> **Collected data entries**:
--
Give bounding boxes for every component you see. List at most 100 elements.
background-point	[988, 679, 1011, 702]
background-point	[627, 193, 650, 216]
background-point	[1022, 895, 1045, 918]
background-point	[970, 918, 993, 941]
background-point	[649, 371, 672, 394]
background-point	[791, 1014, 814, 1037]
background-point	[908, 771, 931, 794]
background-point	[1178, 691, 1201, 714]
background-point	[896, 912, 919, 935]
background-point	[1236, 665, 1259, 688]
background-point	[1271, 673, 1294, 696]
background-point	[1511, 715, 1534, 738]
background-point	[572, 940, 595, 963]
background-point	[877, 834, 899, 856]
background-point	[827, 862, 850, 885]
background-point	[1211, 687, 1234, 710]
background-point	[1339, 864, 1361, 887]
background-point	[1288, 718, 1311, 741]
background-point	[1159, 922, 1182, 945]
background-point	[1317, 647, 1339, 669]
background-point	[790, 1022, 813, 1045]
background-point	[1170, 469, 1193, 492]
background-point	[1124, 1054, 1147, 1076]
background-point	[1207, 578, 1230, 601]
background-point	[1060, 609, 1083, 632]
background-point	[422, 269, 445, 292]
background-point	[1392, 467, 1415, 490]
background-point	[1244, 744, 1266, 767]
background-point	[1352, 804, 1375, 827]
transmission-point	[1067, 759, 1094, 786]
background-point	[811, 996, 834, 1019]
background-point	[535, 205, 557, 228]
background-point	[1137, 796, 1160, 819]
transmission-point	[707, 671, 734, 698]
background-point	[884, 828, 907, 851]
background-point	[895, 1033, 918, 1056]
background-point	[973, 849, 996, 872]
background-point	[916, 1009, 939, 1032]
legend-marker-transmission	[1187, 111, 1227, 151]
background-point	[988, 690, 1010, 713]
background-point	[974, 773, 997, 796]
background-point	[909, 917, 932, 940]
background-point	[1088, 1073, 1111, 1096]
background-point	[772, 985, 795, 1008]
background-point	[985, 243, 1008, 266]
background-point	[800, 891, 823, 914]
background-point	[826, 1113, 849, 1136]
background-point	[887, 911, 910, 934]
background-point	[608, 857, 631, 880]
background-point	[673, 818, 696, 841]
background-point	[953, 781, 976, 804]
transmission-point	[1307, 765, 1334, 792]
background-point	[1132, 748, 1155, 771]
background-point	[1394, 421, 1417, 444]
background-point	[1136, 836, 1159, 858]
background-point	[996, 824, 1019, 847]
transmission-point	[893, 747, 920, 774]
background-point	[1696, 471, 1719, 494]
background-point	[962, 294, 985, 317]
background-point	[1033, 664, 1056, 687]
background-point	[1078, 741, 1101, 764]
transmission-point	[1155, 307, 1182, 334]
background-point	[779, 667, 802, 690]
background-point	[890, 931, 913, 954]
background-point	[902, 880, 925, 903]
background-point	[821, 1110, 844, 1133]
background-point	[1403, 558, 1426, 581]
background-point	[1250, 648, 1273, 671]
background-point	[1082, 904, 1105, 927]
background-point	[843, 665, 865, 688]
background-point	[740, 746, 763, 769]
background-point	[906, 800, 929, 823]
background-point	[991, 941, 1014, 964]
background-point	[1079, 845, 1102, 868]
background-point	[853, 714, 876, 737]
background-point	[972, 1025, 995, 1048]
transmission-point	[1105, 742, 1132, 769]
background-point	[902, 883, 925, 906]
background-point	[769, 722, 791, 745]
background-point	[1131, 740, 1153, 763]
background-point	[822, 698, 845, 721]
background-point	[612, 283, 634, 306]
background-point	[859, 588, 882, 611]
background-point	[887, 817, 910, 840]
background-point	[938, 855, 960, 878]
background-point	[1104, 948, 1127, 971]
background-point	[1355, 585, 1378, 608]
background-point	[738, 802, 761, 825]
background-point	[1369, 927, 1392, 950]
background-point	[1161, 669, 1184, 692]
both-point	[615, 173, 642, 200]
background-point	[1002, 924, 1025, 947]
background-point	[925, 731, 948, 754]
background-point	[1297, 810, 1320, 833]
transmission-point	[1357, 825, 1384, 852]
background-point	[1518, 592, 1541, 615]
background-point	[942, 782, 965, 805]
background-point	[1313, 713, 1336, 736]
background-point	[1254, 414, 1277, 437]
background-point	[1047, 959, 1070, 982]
--
> **Written exercise**: Rewrite the data above, replacing "transmission-point" with "transfer-point" wherever it occurs and leaving everything else unchanged.

> **Task response**:
Give bounding boxes for every component you see. List at most 100 elements.
background-point	[988, 679, 1011, 702]
background-point	[627, 193, 650, 216]
background-point	[1022, 895, 1045, 918]
background-point	[970, 918, 993, 941]
background-point	[649, 371, 672, 394]
background-point	[791, 1014, 814, 1037]
background-point	[908, 771, 931, 794]
background-point	[1178, 691, 1201, 714]
background-point	[896, 912, 919, 935]
background-point	[1236, 665, 1259, 688]
background-point	[1271, 673, 1294, 696]
background-point	[1511, 715, 1534, 738]
background-point	[572, 940, 595, 963]
background-point	[877, 834, 899, 856]
background-point	[827, 862, 850, 885]
background-point	[1211, 687, 1234, 710]
background-point	[1339, 864, 1361, 887]
background-point	[1288, 718, 1311, 741]
background-point	[1159, 922, 1182, 945]
background-point	[1317, 647, 1339, 669]
background-point	[790, 1022, 813, 1045]
background-point	[1170, 469, 1193, 492]
background-point	[1124, 1054, 1147, 1076]
background-point	[1207, 578, 1230, 601]
background-point	[1060, 609, 1083, 632]
background-point	[422, 269, 445, 292]
background-point	[1392, 467, 1415, 490]
background-point	[1244, 744, 1266, 767]
background-point	[1352, 804, 1375, 827]
transfer-point	[1067, 759, 1094, 786]
background-point	[811, 996, 834, 1019]
background-point	[535, 205, 557, 228]
background-point	[1137, 796, 1160, 819]
transfer-point	[707, 671, 734, 698]
background-point	[884, 828, 907, 851]
background-point	[895, 1033, 918, 1056]
background-point	[973, 849, 996, 872]
background-point	[916, 1009, 939, 1032]
legend-marker-transmission	[1187, 111, 1227, 151]
background-point	[988, 690, 1010, 713]
background-point	[974, 773, 997, 796]
background-point	[909, 917, 932, 940]
background-point	[1088, 1073, 1111, 1096]
background-point	[772, 985, 795, 1008]
background-point	[985, 243, 1008, 266]
background-point	[800, 891, 823, 914]
background-point	[826, 1113, 849, 1136]
background-point	[887, 911, 910, 934]
background-point	[608, 857, 631, 880]
background-point	[673, 818, 696, 841]
background-point	[953, 781, 976, 804]
transfer-point	[1307, 765, 1334, 792]
background-point	[1132, 748, 1155, 771]
background-point	[1394, 421, 1417, 444]
background-point	[1136, 836, 1159, 858]
background-point	[996, 824, 1019, 847]
transfer-point	[893, 747, 920, 774]
background-point	[1696, 471, 1719, 494]
background-point	[962, 294, 985, 317]
background-point	[1033, 664, 1056, 687]
background-point	[1078, 741, 1101, 764]
transfer-point	[1155, 307, 1182, 334]
background-point	[779, 667, 802, 690]
background-point	[890, 931, 913, 954]
background-point	[902, 880, 925, 903]
background-point	[821, 1110, 844, 1133]
background-point	[1403, 558, 1426, 581]
background-point	[1250, 648, 1273, 671]
background-point	[1082, 904, 1105, 927]
background-point	[843, 665, 865, 688]
background-point	[740, 746, 763, 769]
background-point	[906, 800, 929, 823]
background-point	[991, 941, 1014, 964]
background-point	[1079, 845, 1102, 868]
background-point	[853, 714, 876, 737]
background-point	[972, 1025, 995, 1048]
transfer-point	[1105, 742, 1132, 769]
background-point	[902, 883, 925, 906]
background-point	[769, 722, 791, 745]
background-point	[1131, 740, 1153, 763]
background-point	[822, 698, 845, 721]
background-point	[612, 283, 634, 306]
background-point	[859, 588, 882, 611]
background-point	[887, 817, 910, 840]
background-point	[938, 855, 960, 878]
background-point	[1104, 948, 1127, 971]
background-point	[1355, 585, 1378, 608]
background-point	[738, 802, 761, 825]
background-point	[1369, 927, 1392, 950]
background-point	[1161, 669, 1184, 692]
both-point	[615, 173, 642, 200]
background-point	[1002, 924, 1025, 947]
background-point	[925, 731, 948, 754]
background-point	[1297, 810, 1320, 833]
transfer-point	[1357, 825, 1384, 852]
background-point	[1518, 592, 1541, 615]
background-point	[942, 782, 965, 805]
background-point	[1313, 713, 1336, 736]
background-point	[1254, 414, 1277, 437]
background-point	[1047, 959, 1070, 982]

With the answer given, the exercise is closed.